**TASK DETAILS**
Go through the entries below and retype them exactly, omitting each picture.

>>

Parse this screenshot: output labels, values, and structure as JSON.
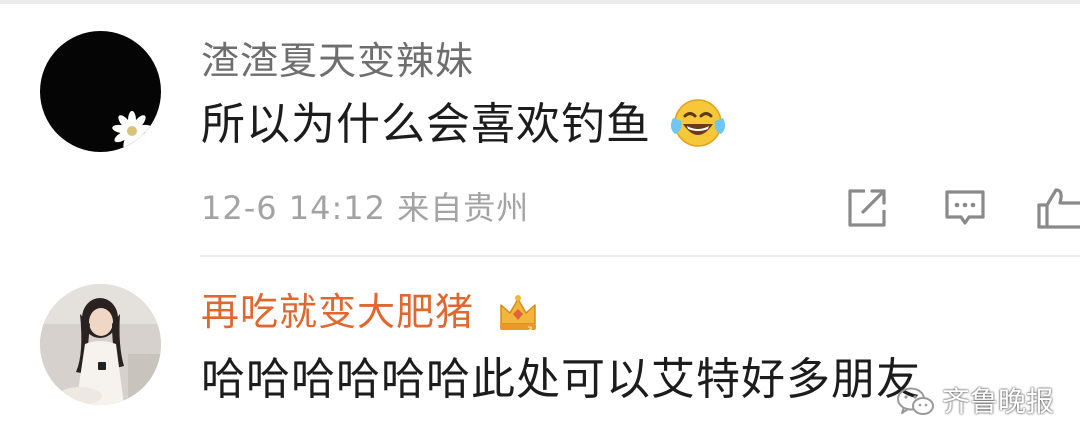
{
  "comments": [
    {
      "username": "渣渣夏天变辣妹",
      "text": "所以为什么会喜欢钓鱼",
      "timestamp": "12-6 14:12",
      "location": "来自贵州",
      "emoji": "laughing-tears-emoji",
      "username_color": "#6e6e6e"
    },
    {
      "username": "再吃就变大肥猪",
      "text": "哈哈哈哈哈哈此处可以艾特好多朋友",
      "badge": "crown-icon",
      "username_color": "#e0682f"
    }
  ],
  "actions": [
    "share-icon",
    "reply-icon",
    "like-icon"
  ],
  "watermark": {
    "text": "齐鲁晚报",
    "icon": "wechat-icon"
  }
}
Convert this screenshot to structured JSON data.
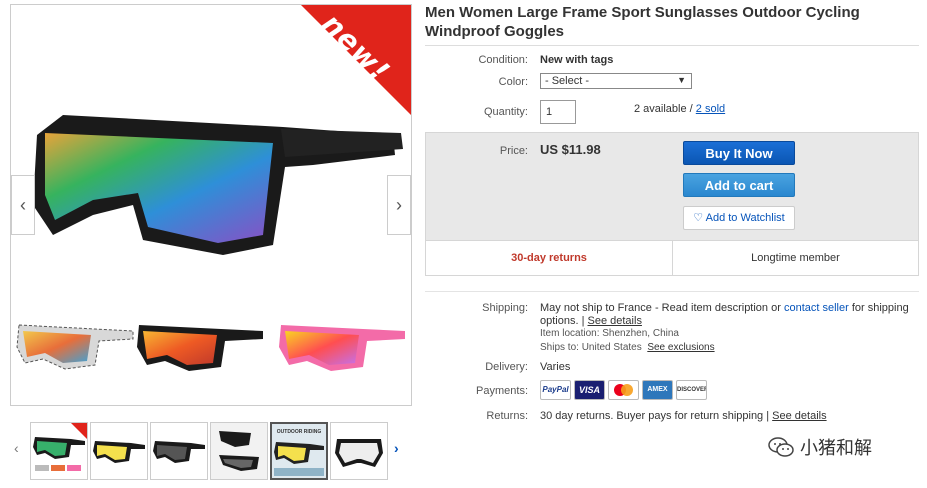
{
  "gallery": {
    "badge_text": "new!",
    "prev_arrow": "‹",
    "next_arrow": "›",
    "thumb_prev": "‹",
    "thumb_next": "›",
    "thumb_caption": "OUTDOOR RIDING"
  },
  "product": {
    "title": "Men Women Large Frame Sport Sunglasses Outdoor Cycling Windproof Goggles"
  },
  "fields": {
    "condition_label": "Condition:",
    "condition_value": "New with tags",
    "color_label": "Color:",
    "color_selected": "- Select -",
    "quantity_label": "Quantity:",
    "quantity_value": "1",
    "available_text": "2 available /",
    "sold_link": "2 sold"
  },
  "price": {
    "label": "Price:",
    "value": "US $11.98",
    "buy_now": "Buy It Now",
    "add_to_cart": "Add to cart",
    "watchlist": "Add to Watchlist"
  },
  "assurance": {
    "returns": "30-day returns",
    "member": "Longtime member"
  },
  "shipping": {
    "label": "Shipping:",
    "line1_prefix": "May not ship to France - Read item description or ",
    "contact_link": "contact seller",
    "line1_suffix": " for shipping",
    "line2": "options. |",
    "see_details": "See details",
    "location_label": "Item location:",
    "location_value": "Shenzhen, China",
    "ships_label": "Ships to:",
    "ships_value": "United States",
    "exclusions_link": "See exclusions"
  },
  "delivery": {
    "label": "Delivery:",
    "value": "Varies"
  },
  "payments": {
    "label": "Payments:",
    "methods": [
      "PayPal",
      "VISA",
      "MasterCard",
      "AMEX",
      "DISCOVER"
    ]
  },
  "returns": {
    "label": "Returns:",
    "value": "30 day returns. Buyer pays for return shipping |",
    "link": "See details"
  },
  "watermark": {
    "text": "小猪和解"
  },
  "colors": {
    "accent_blue": "#0654ba",
    "buy_button": "#0b56b3",
    "cart_button": "#2a87cf",
    "badge_red": "#e0241b",
    "returns_red": "#c0392b"
  }
}
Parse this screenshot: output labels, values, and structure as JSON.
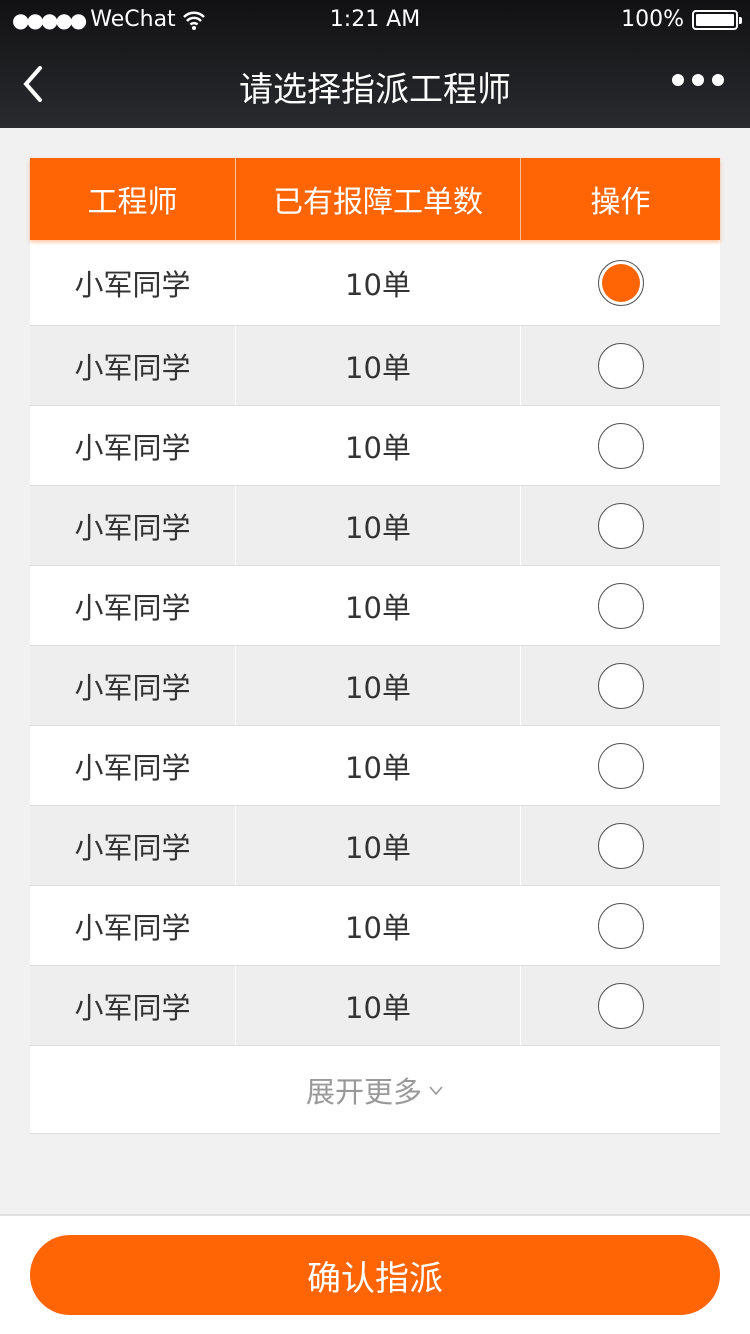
{
  "status_bar": {
    "carrier": "WeChat",
    "time": "1:21 AM",
    "battery": "100%",
    "signal_dots": "●●●●●"
  },
  "nav": {
    "title": "请选择指派工程师"
  },
  "table": {
    "headers": [
      "工程师",
      "已有报障工单数",
      "操作"
    ],
    "rows": [
      {
        "name": "小军同学",
        "count": "10单",
        "selected": true
      },
      {
        "name": "小军同学",
        "count": "10单",
        "selected": false
      },
      {
        "name": "小军同学",
        "count": "10单",
        "selected": false
      },
      {
        "name": "小军同学",
        "count": "10单",
        "selected": false
      },
      {
        "name": "小军同学",
        "count": "10单",
        "selected": false
      },
      {
        "name": "小军同学",
        "count": "10单",
        "selected": false
      },
      {
        "name": "小军同学",
        "count": "10单",
        "selected": false
      },
      {
        "name": "小军同学",
        "count": "10单",
        "selected": false
      },
      {
        "name": "小军同学",
        "count": "10单",
        "selected": false
      },
      {
        "name": "小军同学",
        "count": "10单",
        "selected": false
      }
    ],
    "expand_label": "展开更多"
  },
  "footer": {
    "confirm_label": "确认指派"
  },
  "colors": {
    "accent": "#ff6505"
  }
}
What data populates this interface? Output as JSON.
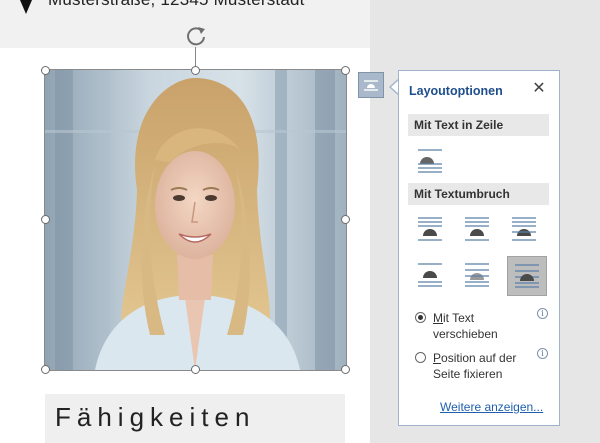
{
  "document": {
    "header_line": "Musterstraße, 12345 Musterstadt",
    "skills_heading": "Fähigkeiten"
  },
  "image": {
    "alt": "Bewerbungsfoto"
  },
  "layout_panel": {
    "title": "Layoutoptionen",
    "close_label": "✕",
    "section_inline": "Mit Text in Zeile",
    "section_wrap": "Mit Textumbruch",
    "wrap_options": [
      "square",
      "tight",
      "through",
      "top-bottom",
      "behind-text",
      "in-front-of-text"
    ],
    "selected_wrap_option": "in-front-of-text",
    "radio_move": {
      "label_underlined": "M",
      "label_rest_line1": "it Text",
      "label_line2": "verschieben",
      "checked": true
    },
    "radio_fix": {
      "label_underlined": "P",
      "label_rest_line1": "osition auf der",
      "label_line2": "Seite fixieren",
      "checked": false
    },
    "more_link": "Weitere anzeigen..."
  },
  "colors": {
    "accent": "#1f4e8c",
    "link": "#1f5fae",
    "selection_handle_border": "#6b6b6b"
  }
}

<<

**SOLUTION**
Parse this screenshot: output labels, values, and structure as JSON.
{
  "comments": [
    {
      "username": "渣渣夏天变辣妹",
      "text": "所以为什么会喜欢钓鱼",
      "timestamp": "12-6 14:12",
      "location": "来自贵州",
      "emoji": "laughing-tears-emoji",
      "username_color": "#6e6e6e"
    },
    {
      "username": "再吃就变大肥猪",
      "text": "哈哈哈哈哈哈此处可以艾特好多朋友",
      "badge": "crown-icon",
      "username_color": "#e0682f"
    }
  ],
  "actions": [
    "share-icon",
    "reply-icon",
    "like-icon"
  ],
  "watermark": {
    "text": "齐鲁晚报",
    "icon": "wechat-icon"
  }
}
Convert this screenshot to structured JSON data.
{
  "gallery": {
    "badge_text": "new!",
    "prev_arrow": "‹",
    "next_arrow": "›",
    "thumb_prev": "‹",
    "thumb_next": "›",
    "thumb_caption": "OUTDOOR RIDING"
  },
  "product": {
    "title": "Men Women Large Frame Sport Sunglasses Outdoor Cycling Windproof Goggles"
  },
  "fields": {
    "condition_label": "Condition:",
    "condition_value": "New with tags",
    "color_label": "Color:",
    "color_selected": "- Select -",
    "quantity_label": "Quantity:",
    "quantity_value": "1",
    "available_text": "2 available /",
    "sold_link": "2 sold"
  },
  "price": {
    "label": "Price:",
    "value": "US $11.98",
    "buy_now": "Buy It Now",
    "add_to_cart": "Add to cart",
    "watchlist": "Add to Watchlist"
  },
  "assurance": {
    "returns": "30-day returns",
    "member": "Longtime member"
  },
  "shipping": {
    "label": "Shipping:",
    "line1_prefix": "May not ship to France - Read item description or ",
    "contact_link": "contact seller",
    "line1_suffix": " for shipping",
    "line2": "options. |",
    "see_details": "See details",
    "location_label": "Item location:",
    "location_value": "Shenzhen, China",
    "ships_label": "Ships to:",
    "ships_value": "United States",
    "exclusions_link": "See exclusions"
  },
  "delivery": {
    "label": "Delivery:",
    "value": "Varies"
  },
  "payments": {
    "label": "Payments:",
    "methods": [
      "PayPal",
      "VISA",
      "MasterCard",
      "AMEX",
      "DISCOVER"
    ]
  },
  "returns": {
    "label": "Returns:",
    "value": "30 day returns. Buyer pays for return shipping |",
    "link": "See details"
  },
  "watermark": {
    "text": "小猪和解"
  },
  "colors": {
    "accent_blue": "#0654ba",
    "buy_button": "#0b56b3",
    "cart_button": "#2a87cf",
    "badge_red": "#e0241b",
    "returns_red": "#c0392b"
  }
}
Parse this screenshot: output labels, values, and structure as JSON.
{
  "status_bar": {
    "carrier": "WeChat",
    "time": "1:21 AM",
    "battery": "100%",
    "signal_dots": "●●●●●"
  },
  "nav": {
    "title": "请选择指派工程师"
  },
  "table": {
    "headers": [
      "工程师",
      "已有报障工单数",
      "操作"
    ],
    "rows": [
      {
        "name": "小军同学",
        "count": "10单",
        "selected": true
      },
      {
        "name": "小军同学",
        "count": "10单",
        "selected": false
      },
      {
        "name": "小军同学",
        "count": "10单",
        "selected": false
      },
      {
        "name": "小军同学",
        "count": "10单",
        "selected": false
      },
      {
        "name": "小军同学",
        "count": "10单",
        "selected": false
      },
      {
        "name": "小军同学",
        "count": "10单",
        "selected": false
      },
      {
        "name": "小军同学",
        "count": "10单",
        "selected": false
      },
      {
        "name": "小军同学",
        "count": "10单",
        "selected": false
      },
      {
        "name": "小军同学",
        "count": "10单",
        "selected": false
      },
      {
        "name": "小军同学",
        "count": "10单",
        "selected": false
      }
    ],
    "expand_label": "展开更多"
  },
  "footer": {
    "confirm_label": "确认指派"
  },
  "colors": {
    "accent": "#ff6505"
  }
}
What data populates this interface? Output as JSON.
{
  "document": {
    "header_line": "Musterstraße, 12345 Musterstadt",
    "skills_heading": "Fähigkeiten"
  },
  "image": {
    "alt": "Bewerbungsfoto"
  },
  "layout_panel": {
    "title": "Layoutoptionen",
    "close_label": "✕",
    "section_inline": "Mit Text in Zeile",
    "section_wrap": "Mit Textumbruch",
    "wrap_options": [
      "square",
      "tight",
      "through",
      "top-bottom",
      "behind-text",
      "in-front-of-text"
    ],
    "selected_wrap_option": "in-front-of-text",
    "radio_move": {
      "label_underlined": "M",
      "label_rest_line1": "it Text",
      "label_line2": "verschieben",
      "checked": true
    },
    "radio_fix": {
      "label_underlined": "P",
      "label_rest_line1": "osition auf der",
      "label_line2": "Seite fixieren",
      "checked": false
    },
    "more_link": "Weitere anzeigen..."
  },
  "colors": {
    "accent": "#1f4e8c",
    "link": "#1f5fae",
    "selection_handle_border": "#6b6b6b"
  }
}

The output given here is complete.